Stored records
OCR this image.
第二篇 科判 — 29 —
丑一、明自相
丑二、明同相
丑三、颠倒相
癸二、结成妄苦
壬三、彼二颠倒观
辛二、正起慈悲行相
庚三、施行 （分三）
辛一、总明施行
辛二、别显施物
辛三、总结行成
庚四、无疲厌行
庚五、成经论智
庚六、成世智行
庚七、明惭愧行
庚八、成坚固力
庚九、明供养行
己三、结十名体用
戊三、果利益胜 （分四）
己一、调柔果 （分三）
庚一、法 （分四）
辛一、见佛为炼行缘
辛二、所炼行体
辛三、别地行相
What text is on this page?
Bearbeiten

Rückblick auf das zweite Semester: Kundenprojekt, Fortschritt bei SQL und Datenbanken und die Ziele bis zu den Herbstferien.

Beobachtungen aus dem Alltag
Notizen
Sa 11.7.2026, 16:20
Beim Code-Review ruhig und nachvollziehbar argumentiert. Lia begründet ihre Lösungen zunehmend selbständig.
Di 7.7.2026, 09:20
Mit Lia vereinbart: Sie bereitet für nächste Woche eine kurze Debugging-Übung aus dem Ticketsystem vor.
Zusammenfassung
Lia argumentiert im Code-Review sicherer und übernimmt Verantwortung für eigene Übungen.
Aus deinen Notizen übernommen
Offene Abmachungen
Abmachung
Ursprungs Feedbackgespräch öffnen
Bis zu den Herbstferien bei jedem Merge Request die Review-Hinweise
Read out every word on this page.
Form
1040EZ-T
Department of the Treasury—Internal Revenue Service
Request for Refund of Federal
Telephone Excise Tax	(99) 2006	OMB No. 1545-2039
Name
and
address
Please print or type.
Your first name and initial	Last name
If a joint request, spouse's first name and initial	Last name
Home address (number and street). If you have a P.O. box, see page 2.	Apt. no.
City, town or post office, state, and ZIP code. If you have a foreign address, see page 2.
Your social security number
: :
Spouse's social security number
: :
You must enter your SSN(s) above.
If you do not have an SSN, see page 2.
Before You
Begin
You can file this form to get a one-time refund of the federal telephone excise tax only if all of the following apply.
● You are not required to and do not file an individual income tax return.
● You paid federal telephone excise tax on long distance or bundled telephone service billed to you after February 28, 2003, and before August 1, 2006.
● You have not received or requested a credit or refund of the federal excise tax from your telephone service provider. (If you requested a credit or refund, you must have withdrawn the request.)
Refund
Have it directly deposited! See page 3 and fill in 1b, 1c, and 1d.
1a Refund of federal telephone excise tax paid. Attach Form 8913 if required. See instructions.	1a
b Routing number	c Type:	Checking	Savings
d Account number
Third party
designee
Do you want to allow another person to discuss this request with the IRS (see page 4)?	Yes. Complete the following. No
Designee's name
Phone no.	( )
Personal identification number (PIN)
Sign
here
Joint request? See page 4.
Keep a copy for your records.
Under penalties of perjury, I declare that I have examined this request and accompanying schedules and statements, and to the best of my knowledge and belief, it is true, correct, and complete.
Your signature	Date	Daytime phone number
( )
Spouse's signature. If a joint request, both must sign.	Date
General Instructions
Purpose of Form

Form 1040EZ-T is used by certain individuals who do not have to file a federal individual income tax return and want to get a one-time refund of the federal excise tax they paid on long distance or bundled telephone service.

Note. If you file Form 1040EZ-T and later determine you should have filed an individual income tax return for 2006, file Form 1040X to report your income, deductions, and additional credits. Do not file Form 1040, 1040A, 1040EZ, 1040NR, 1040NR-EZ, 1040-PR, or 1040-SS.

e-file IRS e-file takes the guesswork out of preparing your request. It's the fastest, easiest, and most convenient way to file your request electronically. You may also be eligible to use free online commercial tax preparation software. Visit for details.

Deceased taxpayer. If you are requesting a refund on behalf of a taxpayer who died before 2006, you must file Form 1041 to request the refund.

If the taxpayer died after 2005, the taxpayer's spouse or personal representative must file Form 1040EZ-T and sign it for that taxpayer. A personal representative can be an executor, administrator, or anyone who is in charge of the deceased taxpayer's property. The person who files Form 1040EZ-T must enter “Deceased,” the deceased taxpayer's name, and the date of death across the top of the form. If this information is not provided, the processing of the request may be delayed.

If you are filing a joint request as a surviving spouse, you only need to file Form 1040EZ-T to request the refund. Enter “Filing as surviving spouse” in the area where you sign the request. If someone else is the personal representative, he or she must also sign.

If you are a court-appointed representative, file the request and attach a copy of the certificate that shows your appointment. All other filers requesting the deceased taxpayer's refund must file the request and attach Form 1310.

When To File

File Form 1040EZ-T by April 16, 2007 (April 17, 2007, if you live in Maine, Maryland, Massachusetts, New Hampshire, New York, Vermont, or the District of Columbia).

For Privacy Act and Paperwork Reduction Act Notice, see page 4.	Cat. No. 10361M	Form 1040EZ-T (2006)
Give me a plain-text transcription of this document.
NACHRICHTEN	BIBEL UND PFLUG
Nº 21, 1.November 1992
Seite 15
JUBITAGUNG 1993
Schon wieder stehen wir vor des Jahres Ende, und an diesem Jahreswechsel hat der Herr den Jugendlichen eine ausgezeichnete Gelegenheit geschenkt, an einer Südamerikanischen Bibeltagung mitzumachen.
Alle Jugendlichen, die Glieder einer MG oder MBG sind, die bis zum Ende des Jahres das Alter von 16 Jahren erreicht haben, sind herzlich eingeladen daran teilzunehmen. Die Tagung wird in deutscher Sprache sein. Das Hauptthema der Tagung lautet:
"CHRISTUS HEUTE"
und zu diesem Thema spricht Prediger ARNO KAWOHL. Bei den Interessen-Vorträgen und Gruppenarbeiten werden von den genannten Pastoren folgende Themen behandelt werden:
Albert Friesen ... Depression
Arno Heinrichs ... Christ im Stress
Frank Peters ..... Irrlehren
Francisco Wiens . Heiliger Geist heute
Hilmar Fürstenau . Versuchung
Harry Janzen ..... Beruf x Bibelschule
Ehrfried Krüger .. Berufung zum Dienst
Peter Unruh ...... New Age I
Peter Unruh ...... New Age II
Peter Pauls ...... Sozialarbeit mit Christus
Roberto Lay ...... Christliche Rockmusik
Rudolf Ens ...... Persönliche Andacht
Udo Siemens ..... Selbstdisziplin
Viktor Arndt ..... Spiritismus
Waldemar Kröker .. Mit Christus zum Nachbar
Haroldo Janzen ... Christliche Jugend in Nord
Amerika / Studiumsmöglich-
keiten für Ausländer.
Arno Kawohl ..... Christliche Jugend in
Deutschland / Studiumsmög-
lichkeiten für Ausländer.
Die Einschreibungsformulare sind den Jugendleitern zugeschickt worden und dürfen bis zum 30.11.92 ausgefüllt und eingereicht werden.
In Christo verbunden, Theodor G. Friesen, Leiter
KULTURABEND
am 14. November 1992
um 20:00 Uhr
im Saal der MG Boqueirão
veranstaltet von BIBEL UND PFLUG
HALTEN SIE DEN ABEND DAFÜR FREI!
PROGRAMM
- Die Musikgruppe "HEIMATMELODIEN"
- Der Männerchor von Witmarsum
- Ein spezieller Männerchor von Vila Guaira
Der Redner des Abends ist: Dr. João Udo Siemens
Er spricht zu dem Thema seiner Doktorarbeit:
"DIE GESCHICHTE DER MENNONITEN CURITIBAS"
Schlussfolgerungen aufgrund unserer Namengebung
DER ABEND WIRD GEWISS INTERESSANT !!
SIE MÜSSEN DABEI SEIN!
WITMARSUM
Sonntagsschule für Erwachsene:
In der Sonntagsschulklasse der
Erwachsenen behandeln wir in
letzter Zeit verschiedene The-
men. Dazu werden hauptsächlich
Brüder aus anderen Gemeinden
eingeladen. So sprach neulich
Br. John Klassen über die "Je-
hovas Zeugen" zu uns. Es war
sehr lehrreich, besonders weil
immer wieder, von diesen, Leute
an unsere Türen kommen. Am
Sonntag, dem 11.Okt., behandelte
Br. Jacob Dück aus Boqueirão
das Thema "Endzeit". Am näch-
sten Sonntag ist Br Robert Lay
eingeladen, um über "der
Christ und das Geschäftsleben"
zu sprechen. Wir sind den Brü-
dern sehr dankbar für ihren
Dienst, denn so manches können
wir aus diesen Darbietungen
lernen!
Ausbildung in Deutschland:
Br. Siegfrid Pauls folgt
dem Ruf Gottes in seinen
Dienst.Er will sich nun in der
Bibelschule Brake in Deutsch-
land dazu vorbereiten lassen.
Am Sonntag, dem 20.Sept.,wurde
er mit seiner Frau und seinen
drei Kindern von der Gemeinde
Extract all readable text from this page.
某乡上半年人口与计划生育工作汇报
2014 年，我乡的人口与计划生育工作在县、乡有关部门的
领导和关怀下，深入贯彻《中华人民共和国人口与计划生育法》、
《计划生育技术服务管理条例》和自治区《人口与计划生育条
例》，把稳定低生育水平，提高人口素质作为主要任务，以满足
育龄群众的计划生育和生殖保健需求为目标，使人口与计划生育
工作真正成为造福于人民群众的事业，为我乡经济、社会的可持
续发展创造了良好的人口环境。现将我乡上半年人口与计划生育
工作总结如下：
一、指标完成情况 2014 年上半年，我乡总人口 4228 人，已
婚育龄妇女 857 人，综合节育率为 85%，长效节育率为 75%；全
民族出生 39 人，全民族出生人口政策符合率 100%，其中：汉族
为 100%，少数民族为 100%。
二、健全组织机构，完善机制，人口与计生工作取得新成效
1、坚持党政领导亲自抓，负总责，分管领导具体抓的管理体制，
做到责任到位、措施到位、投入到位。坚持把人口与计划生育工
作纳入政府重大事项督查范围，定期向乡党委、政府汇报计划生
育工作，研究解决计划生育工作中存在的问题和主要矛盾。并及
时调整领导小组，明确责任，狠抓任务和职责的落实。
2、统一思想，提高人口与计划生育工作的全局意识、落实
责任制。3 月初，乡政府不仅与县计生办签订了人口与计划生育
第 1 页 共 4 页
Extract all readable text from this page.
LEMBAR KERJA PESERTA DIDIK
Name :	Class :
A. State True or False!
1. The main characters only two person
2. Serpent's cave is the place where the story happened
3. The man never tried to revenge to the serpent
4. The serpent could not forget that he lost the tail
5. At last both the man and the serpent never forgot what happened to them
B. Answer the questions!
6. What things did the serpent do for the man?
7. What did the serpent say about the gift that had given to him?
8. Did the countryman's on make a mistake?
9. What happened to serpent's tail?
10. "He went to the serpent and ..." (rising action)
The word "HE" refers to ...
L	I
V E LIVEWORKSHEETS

## DIRECTION
Filter the listing above by the word "initial"; copy each line that passes.

## TASK ANSWER
Your first name and initial	Last name
If a joint request, spouse's first name and initial	Last name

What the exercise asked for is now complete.